* [Goal] Copy out all the records, word for word.
==========
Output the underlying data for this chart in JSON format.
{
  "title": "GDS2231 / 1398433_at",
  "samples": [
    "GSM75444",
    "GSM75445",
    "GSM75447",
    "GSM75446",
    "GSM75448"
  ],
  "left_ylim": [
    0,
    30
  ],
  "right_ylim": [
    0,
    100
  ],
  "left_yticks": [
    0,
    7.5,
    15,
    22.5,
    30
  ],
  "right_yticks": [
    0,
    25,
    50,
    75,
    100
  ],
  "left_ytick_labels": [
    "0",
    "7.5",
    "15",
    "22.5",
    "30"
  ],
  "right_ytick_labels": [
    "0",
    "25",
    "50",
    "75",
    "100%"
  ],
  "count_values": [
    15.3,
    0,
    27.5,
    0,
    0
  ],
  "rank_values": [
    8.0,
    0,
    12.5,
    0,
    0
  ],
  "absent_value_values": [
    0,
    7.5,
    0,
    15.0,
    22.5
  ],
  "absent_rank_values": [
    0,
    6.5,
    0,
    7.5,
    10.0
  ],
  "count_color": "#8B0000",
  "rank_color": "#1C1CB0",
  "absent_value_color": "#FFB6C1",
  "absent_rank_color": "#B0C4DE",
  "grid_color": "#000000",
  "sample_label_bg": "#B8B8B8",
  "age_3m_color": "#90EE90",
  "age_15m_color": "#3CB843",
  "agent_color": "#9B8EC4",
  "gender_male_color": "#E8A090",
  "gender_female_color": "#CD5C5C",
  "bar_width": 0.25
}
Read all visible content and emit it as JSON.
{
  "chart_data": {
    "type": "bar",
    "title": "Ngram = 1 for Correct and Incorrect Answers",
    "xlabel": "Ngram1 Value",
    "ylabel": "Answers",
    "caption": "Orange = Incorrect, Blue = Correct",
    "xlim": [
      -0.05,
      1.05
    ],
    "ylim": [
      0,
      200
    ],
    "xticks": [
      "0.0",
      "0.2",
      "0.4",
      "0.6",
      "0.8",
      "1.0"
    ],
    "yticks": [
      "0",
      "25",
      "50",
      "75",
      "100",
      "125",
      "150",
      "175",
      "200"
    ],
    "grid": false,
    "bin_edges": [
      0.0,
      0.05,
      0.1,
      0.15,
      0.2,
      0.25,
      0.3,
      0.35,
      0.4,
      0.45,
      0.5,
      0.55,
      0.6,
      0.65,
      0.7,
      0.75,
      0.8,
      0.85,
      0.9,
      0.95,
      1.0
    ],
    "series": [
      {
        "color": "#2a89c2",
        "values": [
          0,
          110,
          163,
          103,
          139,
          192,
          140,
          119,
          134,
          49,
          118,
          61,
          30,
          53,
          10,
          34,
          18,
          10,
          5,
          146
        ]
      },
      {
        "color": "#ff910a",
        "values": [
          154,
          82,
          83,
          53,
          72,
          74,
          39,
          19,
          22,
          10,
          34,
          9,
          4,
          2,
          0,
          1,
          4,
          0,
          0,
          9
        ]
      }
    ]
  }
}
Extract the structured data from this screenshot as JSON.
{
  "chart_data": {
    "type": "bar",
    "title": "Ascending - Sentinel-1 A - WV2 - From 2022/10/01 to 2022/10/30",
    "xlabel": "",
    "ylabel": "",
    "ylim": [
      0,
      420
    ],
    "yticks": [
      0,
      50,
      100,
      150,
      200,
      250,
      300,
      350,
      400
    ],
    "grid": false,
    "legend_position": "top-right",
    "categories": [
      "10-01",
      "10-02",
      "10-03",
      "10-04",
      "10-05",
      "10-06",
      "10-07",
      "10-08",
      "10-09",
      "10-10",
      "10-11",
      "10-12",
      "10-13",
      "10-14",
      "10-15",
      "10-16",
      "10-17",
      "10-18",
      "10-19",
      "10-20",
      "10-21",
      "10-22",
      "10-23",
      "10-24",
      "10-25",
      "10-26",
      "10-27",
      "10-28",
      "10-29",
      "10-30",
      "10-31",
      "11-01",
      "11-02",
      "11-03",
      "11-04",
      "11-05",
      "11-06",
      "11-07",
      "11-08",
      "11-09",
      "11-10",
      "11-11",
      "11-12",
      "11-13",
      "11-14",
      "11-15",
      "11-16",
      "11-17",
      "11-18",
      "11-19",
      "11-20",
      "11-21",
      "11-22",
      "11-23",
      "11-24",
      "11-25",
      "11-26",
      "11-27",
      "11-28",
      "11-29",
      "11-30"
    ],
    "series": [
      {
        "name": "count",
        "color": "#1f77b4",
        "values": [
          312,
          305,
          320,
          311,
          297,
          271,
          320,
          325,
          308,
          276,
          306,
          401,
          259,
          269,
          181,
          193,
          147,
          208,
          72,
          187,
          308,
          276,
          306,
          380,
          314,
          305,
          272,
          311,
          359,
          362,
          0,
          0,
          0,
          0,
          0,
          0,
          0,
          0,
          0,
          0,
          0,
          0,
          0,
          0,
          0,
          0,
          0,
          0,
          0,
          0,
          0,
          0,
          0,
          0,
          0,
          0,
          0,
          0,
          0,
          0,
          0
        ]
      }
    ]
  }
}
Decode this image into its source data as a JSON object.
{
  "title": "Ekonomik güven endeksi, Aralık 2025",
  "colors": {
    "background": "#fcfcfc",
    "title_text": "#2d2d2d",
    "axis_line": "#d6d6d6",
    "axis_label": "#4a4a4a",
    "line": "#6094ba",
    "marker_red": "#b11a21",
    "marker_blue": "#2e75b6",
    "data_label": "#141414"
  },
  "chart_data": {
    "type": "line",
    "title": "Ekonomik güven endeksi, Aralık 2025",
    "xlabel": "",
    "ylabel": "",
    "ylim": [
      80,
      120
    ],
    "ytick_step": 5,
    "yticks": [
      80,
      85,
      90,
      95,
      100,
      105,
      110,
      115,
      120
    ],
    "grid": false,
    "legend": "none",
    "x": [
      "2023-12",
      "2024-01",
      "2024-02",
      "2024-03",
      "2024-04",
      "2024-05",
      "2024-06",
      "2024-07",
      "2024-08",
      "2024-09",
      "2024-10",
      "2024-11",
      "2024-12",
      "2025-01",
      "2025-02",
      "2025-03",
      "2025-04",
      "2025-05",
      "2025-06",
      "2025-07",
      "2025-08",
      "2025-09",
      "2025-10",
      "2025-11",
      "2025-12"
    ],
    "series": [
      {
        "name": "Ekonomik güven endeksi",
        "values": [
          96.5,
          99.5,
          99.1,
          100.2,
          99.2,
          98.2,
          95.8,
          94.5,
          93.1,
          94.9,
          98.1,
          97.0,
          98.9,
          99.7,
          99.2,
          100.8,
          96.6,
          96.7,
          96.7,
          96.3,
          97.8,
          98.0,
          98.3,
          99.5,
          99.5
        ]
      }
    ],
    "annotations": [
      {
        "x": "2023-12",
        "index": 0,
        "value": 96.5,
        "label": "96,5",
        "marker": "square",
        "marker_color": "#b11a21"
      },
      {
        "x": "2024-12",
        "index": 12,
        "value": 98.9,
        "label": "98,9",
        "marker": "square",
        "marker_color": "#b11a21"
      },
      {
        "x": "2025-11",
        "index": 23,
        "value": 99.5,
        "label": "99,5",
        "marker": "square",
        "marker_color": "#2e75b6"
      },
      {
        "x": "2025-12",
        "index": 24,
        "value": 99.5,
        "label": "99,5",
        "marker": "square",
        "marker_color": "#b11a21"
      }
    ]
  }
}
==========
* [Complete response]
Output the underlying data for this chart in JSON format.
{
  "title": "GDS2231 / 1398433_at",
  "samples": [
    "GSM75444",
    "GSM75445",
    "GSM75447",
    "GSM75446",
    "GSM75448"
  ],
  "left_ylim": [
    0,
    30
  ],
  "right_ylim": [
    0,
    100
  ],
  "left_yticks": [
    0,
    7.5,
    15,
    22.5,
    30
  ],
  "right_yticks": [
    0,
    25,
    50,
    75,
    100
  ],
  "left_ytick_labels": [
    "0",
    "7.5",
    "15",
    "22.5",
    "30"
  ],
  "right_ytick_labels": [
    "0",
    "25",
    "50",
    "75",
    "100%"
  ],
  "count_values": [
    15.3,
    0,
    27.5,
    0,
    0
  ],
  "rank_values": [
    8.0,
    0,
    12.5,
    0,
    0
  ],
  "absent_value_values": [
    0,
    7.5,
    0,
    15.0,
    22.5
  ],
  "absent_rank_values": [
    0,
    6.5,
    0,
    7.5,
    10.0
  ],
  "count_color": "#8B0000",
  "rank_color": "#1C1CB0",
  "absent_value_color": "#FFB6C1",
  "absent_rank_color": "#B0C4DE",
  "grid_color": "#000000",
  "sample_label_bg": "#B8B8B8",
  "age_3m_color": "#90EE90",
  "age_15m_color": "#3CB843",
  "agent_color": "#9B8EC4",
  "gender_male_color": "#E8A090",
  "gender_female_color": "#CD5C5C",
  "bar_width": 0.25
}
Read all visible content and emit it as JSON.
{
  "chart_data": {
    "type": "bar",
    "title": "Ngram = 1 for Correct and Incorrect Answers",
    "xlabel": "Ngram1 Value",
    "ylabel": "Answers",
    "caption": "Orange = Incorrect, Blue = Correct",
    "xlim": [
      -0.05,
      1.05
    ],
    "ylim": [
      0,
      200
    ],
    "xticks": [
      "0.0",
      "0.2",
      "0.4",
      "0.6",
      "0.8",
      "1.0"
    ],
    "yticks": [
      "0",
      "25",
      "50",
      "75",
      "100",
      "125",
      "150",
      "175",
      "200"
    ],
    "grid": false,
    "bin_edges": [
      0.0,
      0.05,
      0.1,
      0.15,
      0.2,
      0.25,
      0.3,
      0.35,
      0.4,
      0.45,
      0.5,
      0.55,
      0.6,
      0.65,
      0.7,
      0.75,
      0.8,
      0.85,
      0.9,
      0.95,
      1.0
    ],
    "series": [
      {
        "color": "#2a89c2",
        "values": [
          0,
          110,
          163,
          103,
          139,
          192,
          140,
          119,
          134,
          49,
          118,
          61,
          30,
          53,
          10,
          34,
          18,
          10,
          5,
          146
        ]
      },
      {
        "color": "#ff910a",
        "values": [
          154,
          82,
          83,
          53,
          72,
          74,
          39,
          19,
          22,
          10,
          34,
          9,
          4,
          2,
          0,
          1,
          4,
          0,
          0,
          9
        ]
      }
    ]
  }
}
Extract the structured data from this screenshot as JSON.
{
  "chart_data": {
    "type": "bar",
    "title": "Ascending - Sentinel-1 A - WV2 - From 2022/10/01 to 2022/10/30",
    "xlabel": "",
    "ylabel": "",
    "ylim": [
      0,
      420
    ],
    "yticks": [
      0,
      50,
      100,
      150,
      200,
      250,
      300,
      350,
      400
    ],
    "grid": false,
    "legend_position": "top-right",
    "categories": [
      "10-01",
      "10-02",
      "10-03",
      "10-04",
      "10-05",
      "10-06",
      "10-07",
      "10-08",
      "10-09",
      "10-10",
      "10-11",
      "10-12",
      "10-13",
      "10-14",
      "10-15",
      "10-16",
      "10-17",
      "10-18",
      "10-19",
      "10-20",
      "10-21",
      "10-22",
      "10-23",
      "10-24",
      "10-25",
      "10-26",
      "10-27",
      "10-28",
      "10-29",
      "10-30",
      "10-31",
      "11-01",
      "11-02",
      "11-03",
      "11-04",
      "11-05",
      "11-06",
      "11-07",
      "11-08",
      "11-09",
      "11-10",
      "11-11",
      "11-12",
      "11-13",
      "11-14",
      "11-15",
      "11-16",
      "11-17",
      "11-18",
      "11-19",
      "11-20",
      "11-21",
      "11-22",
      "11-23",
      "11-24",
      "11-25",
      "11-26",
      "11-27",
      "11-28",
      "11-29",
      "11-30"
    ],
    "series": [
      {
        "name": "count",
        "color": "#1f77b4",
        "values": [
          312,
          305,
          320,
          311,
          297,
          271,
          320,
          325,
          308,
          276,
          306,
          401,
          259,
          269,
          181,
          193,
          147,
          208,
          72,
          187,
          308,
          276,
          306,
          380,
          314,
          305,
          272,
          311,
          359,
          362,
          0,
          0,
          0,
          0,
          0,
          0,
          0,
          0,
          0,
          0,
          0,
          0,
          0,
          0,
          0,
          0,
          0,
          0,
          0,
          0,
          0,
          0,
          0,
          0,
          0,
          0,
          0,
          0,
          0,
          0,
          0
        ]
      }
    ]
  }
}
Decode this image into its source data as a JSON object.
{
  "title": "Ekonomik güven endeksi, Aralık 2025",
  "colors": {
    "background": "#fcfcfc",
    "title_text": "#2d2d2d",
    "axis_line": "#d6d6d6",
    "axis_label": "#4a4a4a",
    "line": "#6094ba",
    "marker_red": "#b11a21",
    "marker_blue": "#2e75b6",
    "data_label": "#141414"
  },
  "chart_data": {
    "type": "line",
    "title": "Ekonomik güven endeksi, Aralık 2025",
    "xlabel": "",
    "ylabel": "",
    "ylim": [
      80,
      120
    ],
    "ytick_step": 5,
    "yticks": [
      80,
      85,
      90,
      95,
      100,
      105,
      110,
      115,
      120
    ],
    "grid": false,
    "legend": "none",
    "x": [
      "2023-12",
      "2024-01",
      "2024-02",
      "2024-03",
      "2024-04",
      "2024-05",
      "2024-06",
      "2024-07",
      "2024-08",
      "2024-09",
      "2024-10",
      "2024-11",
      "2024-12",
      "2025-01",
      "2025-02",
      "2025-03",
      "2025-04",
      "2025-05",
      "2025-06",
      "2025-07",
      "2025-08",
      "2025-09",
      "2025-10",
      "2025-11",
      "2025-12"
    ],
    "series": [
      {
        "name": "Ekonomik güven endeksi",
        "values": [
          96.5,
          99.5,
          99.1,
          100.2,
          99.2,
          98.2,
          95.8,
          94.5,
          93.1,
          94.9,
          98.1,
          97.0,
          98.9,
          99.7,
          99.2,
          100.8,
          96.6,
          96.7,
          96.7,
          96.3,
          97.8,
          98.0,
          98.3,
          99.5,
          99.5
        ]
      }
    ],
    "annotations": [
      {
        "x": "2023-12",
        "index": 0,
        "value": 96.5,
        "label": "96,5",
        "marker": "square",
        "marker_color": "#b11a21"
      },
      {
        "x": "2024-12",
        "index": 12,
        "value": 98.9,
        "label": "98,9",
        "marker": "square",
        "marker_color": "#b11a21"
      },
      {
        "x": "2025-11",
        "index": 23,
        "value": 99.5,
        "label": "99,5",
        "marker": "square",
        "marker_color": "#2e75b6"
      },
      {
        "x": "2025-12",
        "index": 24,
        "value": 99.5,
        "label": "99,5",
        "marker": "square",
        "marker_color": "#b11a21"
      }
    ]
  }
}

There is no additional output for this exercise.